What you should do => Output every entry exactly as written, but omit the pictures.
◇ ◇ ◇ ◇ ◇ ◇ ◇
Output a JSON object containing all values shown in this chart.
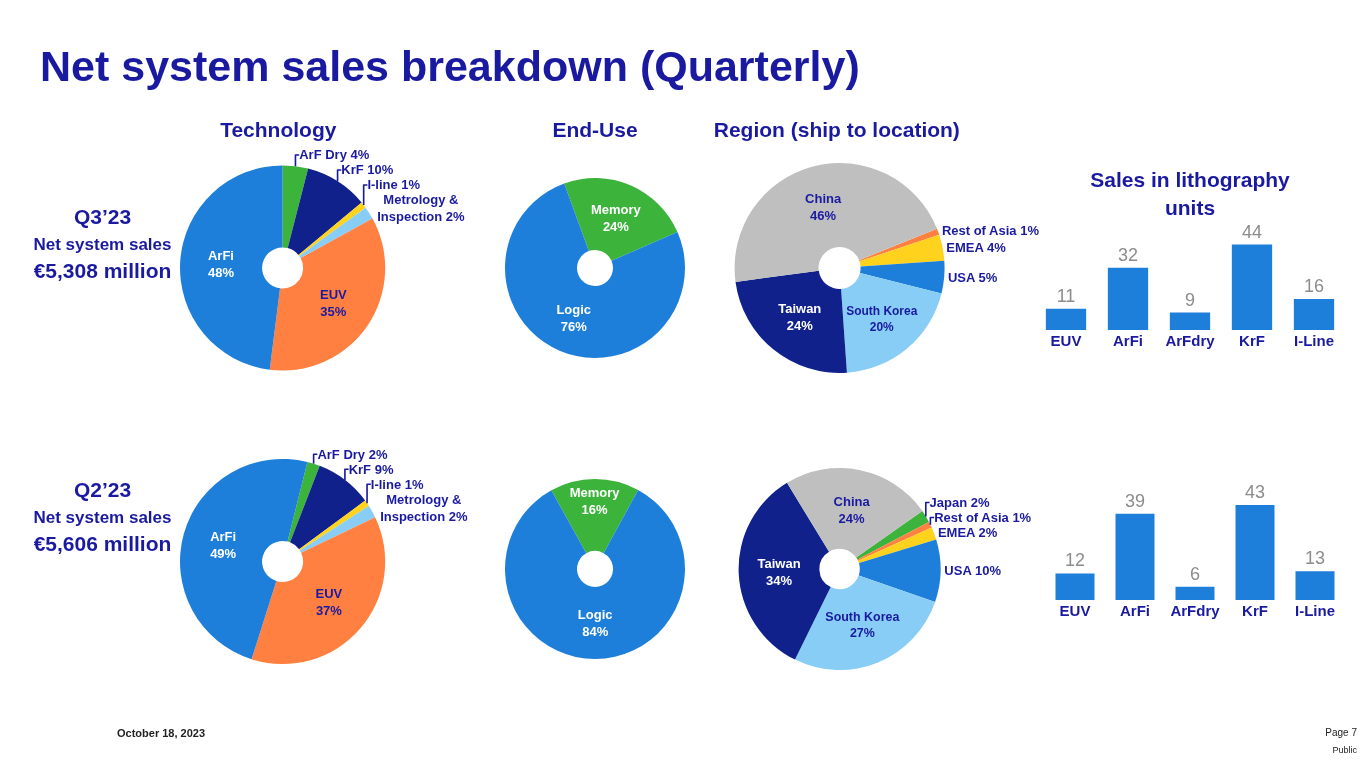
{
  "chart_data": [
    {
      "type": "other",
      "title": "Net system sales breakdown (Quarterly)",
      "annotations": [
        "October 18, 2023",
        "Page 7",
        "Public"
      ]
    },
    {
      "type": "other",
      "title": "Q3’23",
      "subtitle": "Net system sales",
      "annotations": [
        "€5,308 million"
      ]
    },
    {
      "type": "donut",
      "title": "Technology",
      "categories": [
        "ArF Dry",
        "KrF",
        "I-line",
        "Metrology & Inspection",
        "EUV",
        "ArFi"
      ],
      "values": [
        4,
        10,
        1,
        2,
        35,
        48
      ],
      "value_labels": [
        "4%",
        "10%",
        "1%",
        "2%",
        "35%",
        "48%"
      ],
      "colors": [
        "#3cb43c",
        "#10218b",
        "#ffd21e",
        "#87cdf5",
        "#ff8040",
        "#1e7fdb"
      ]
    },
    {
      "type": "donut",
      "title": "End-Use",
      "categories": [
        "Memory",
        "Logic"
      ],
      "values": [
        24,
        76
      ],
      "value_labels": [
        "24%",
        "76%"
      ],
      "colors": [
        "#3cb43c",
        "#1e7fdb"
      ]
    },
    {
      "type": "donut",
      "title": "Region (ship to location)",
      "categories": [
        "Rest of Asia",
        "EMEA",
        "USA",
        "South Korea",
        "Taiwan",
        "China"
      ],
      "values": [
        1,
        4,
        5,
        20,
        24,
        46
      ],
      "value_labels": [
        "1%",
        "4%",
        "5%",
        "20%",
        "24%",
        "46%"
      ],
      "colors": [
        "#ff8040",
        "#ffd21e",
        "#1e7fdb",
        "#87cdf5",
        "#10218b",
        "#bfbfbf"
      ]
    },
    {
      "type": "bar",
      "title": "Sales in lithography units",
      "categories": [
        "EUV",
        "ArFi",
        "ArFdry",
        "KrF",
        "I-Line"
      ],
      "values": [
        11,
        32,
        9,
        44,
        16
      ],
      "color": "#1e7fdb",
      "data_labels": true,
      "tick_labels": "x"
    },
    {
      "type": "other",
      "title": "Q2’23",
      "subtitle": "Net system sales",
      "annotations": [
        "€5,606 million"
      ]
    },
    {
      "type": "donut",
      "categories": [
        "ArF Dry",
        "KrF",
        "I-line",
        "Metrology & Inspection",
        "EUV",
        "ArFi"
      ],
      "values": [
        2,
        9,
        1,
        2,
        37,
        49
      ],
      "value_labels": [
        "2%",
        "9%",
        "1%",
        "2%",
        "37%",
        "49%"
      ],
      "colors": [
        "#3cb43c",
        "#10218b",
        "#ffd21e",
        "#87cdf5",
        "#ff8040",
        "#1e7fdb"
      ]
    },
    {
      "type": "donut",
      "categories": [
        "Memory",
        "Logic"
      ],
      "values": [
        16,
        84
      ],
      "value_labels": [
        "16%",
        "84%"
      ],
      "colors": [
        "#3cb43c",
        "#1e7fdb"
      ]
    },
    {
      "type": "donut",
      "categories": [
        "Japan",
        "Rest of Asia",
        "EMEA",
        "USA",
        "South Korea",
        "Taiwan",
        "China"
      ],
      "values": [
        2,
        1,
        2,
        10,
        27,
        34,
        24
      ],
      "value_labels": [
        "2%",
        "1%",
        "2%",
        "10%",
        "27%",
        "34%",
        "24%"
      ],
      "colors": [
        "#3cb43c",
        "#ff8040",
        "#ffd21e",
        "#1e7fdb",
        "#87cdf5",
        "#10218b",
        "#bfbfbf"
      ]
    },
    {
      "type": "bar",
      "categories": [
        "EUV",
        "ArFi",
        "ArFdry",
        "KrF",
        "I-Line"
      ],
      "values": [
        12,
        39,
        6,
        43,
        13
      ],
      "color": "#1e7fdb",
      "data_labels": true,
      "tick_labels": "x"
    }
  ]
}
◇ ◇ ◇ ◇ ◇ ◇ ◇
Answer to this problem =>
Output a JSON object containing all values shown in this chart.
{
  "chart_data": [
    {
      "type": "other",
      "title": "Net system sales breakdown (Quarterly)",
      "annotations": [
        "October 18, 2023",
        "Page 7",
        "Public"
      ]
    },
    {
      "type": "other",
      "title": "Q3’23",
      "subtitle": "Net system sales",
      "annotations": [
        "€5,308 million"
      ]
    },
    {
      "type": "donut",
      "title": "Technology",
      "categories": [
        "ArF Dry",
        "KrF",
        "I-line",
        "Metrology & Inspection",
        "EUV",
        "ArFi"
      ],
      "values": [
        4,
        10,
        1,
        2,
        35,
        48
      ],
      "value_labels": [
        "4%",
        "10%",
        "1%",
        "2%",
        "35%",
        "48%"
      ],
      "colors": [
        "#3cb43c",
        "#10218b",
        "#ffd21e",
        "#87cdf5",
        "#ff8040",
        "#1e7fdb"
      ]
    },
    {
      "type": "donut",
      "title": "End-Use",
      "categories": [
        "Memory",
        "Logic"
      ],
      "values": [
        24,
        76
      ],
      "value_labels": [
        "24%",
        "76%"
      ],
      "colors": [
        "#3cb43c",
        "#1e7fdb"
      ]
    },
    {
      "type": "donut",
      "title": "Region (ship to location)",
      "categories": [
        "Rest of Asia",
        "EMEA",
        "USA",
        "South Korea",
        "Taiwan",
        "China"
      ],
      "values": [
        1,
        4,
        5,
        20,
        24,
        46
      ],
      "value_labels": [
        "1%",
        "4%",
        "5%",
        "20%",
        "24%",
        "46%"
      ],
      "colors": [
        "#ff8040",
        "#ffd21e",
        "#1e7fdb",
        "#87cdf5",
        "#10218b",
        "#bfbfbf"
      ]
    },
    {
      "type": "bar",
      "title": "Sales in lithography units",
      "categories": [
        "EUV",
        "ArFi",
        "ArFdry",
        "KrF",
        "I-Line"
      ],
      "values": [
        11,
        32,
        9,
        44,
        16
      ],
      "color": "#1e7fdb",
      "data_labels": true,
      "tick_labels": "x"
    },
    {
      "type": "other",
      "title": "Q2’23",
      "subtitle": "Net system sales",
      "annotations": [
        "€5,606 million"
      ]
    },
    {
      "type": "donut",
      "categories": [
        "ArF Dry",
        "KrF",
        "I-line",
        "Metrology & Inspection",
        "EUV",
        "ArFi"
      ],
      "values": [
        2,
        9,
        1,
        2,
        37,
        49
      ],
      "value_labels": [
        "2%",
        "9%",
        "1%",
        "2%",
        "37%",
        "49%"
      ],
      "colors": [
        "#3cb43c",
        "#10218b",
        "#ffd21e",
        "#87cdf5",
        "#ff8040",
        "#1e7fdb"
      ]
    },
    {
      "type": "donut",
      "categories": [
        "Memory",
        "Logic"
      ],
      "values": [
        16,
        84
      ],
      "value_labels": [
        "16%",
        "84%"
      ],
      "colors": [
        "#3cb43c",
        "#1e7fdb"
      ]
    },
    {
      "type": "donut",
      "categories": [
        "Japan",
        "Rest of Asia",
        "EMEA",
        "USA",
        "South Korea",
        "Taiwan",
        "China"
      ],
      "values": [
        2,
        1,
        2,
        10,
        27,
        34,
        24
      ],
      "value_labels": [
        "2%",
        "1%",
        "2%",
        "10%",
        "27%",
        "34%",
        "24%"
      ],
      "colors": [
        "#3cb43c",
        "#ff8040",
        "#ffd21e",
        "#1e7fdb",
        "#87cdf5",
        "#10218b",
        "#bfbfbf"
      ]
    },
    {
      "type": "bar",
      "categories": [
        "EUV",
        "ArFi",
        "ArFdry",
        "KrF",
        "I-Line"
      ],
      "values": [
        12,
        39,
        6,
        43,
        13
      ],
      "color": "#1e7fdb",
      "data_labels": true,
      "tick_labels": "x"
    }
  ]
}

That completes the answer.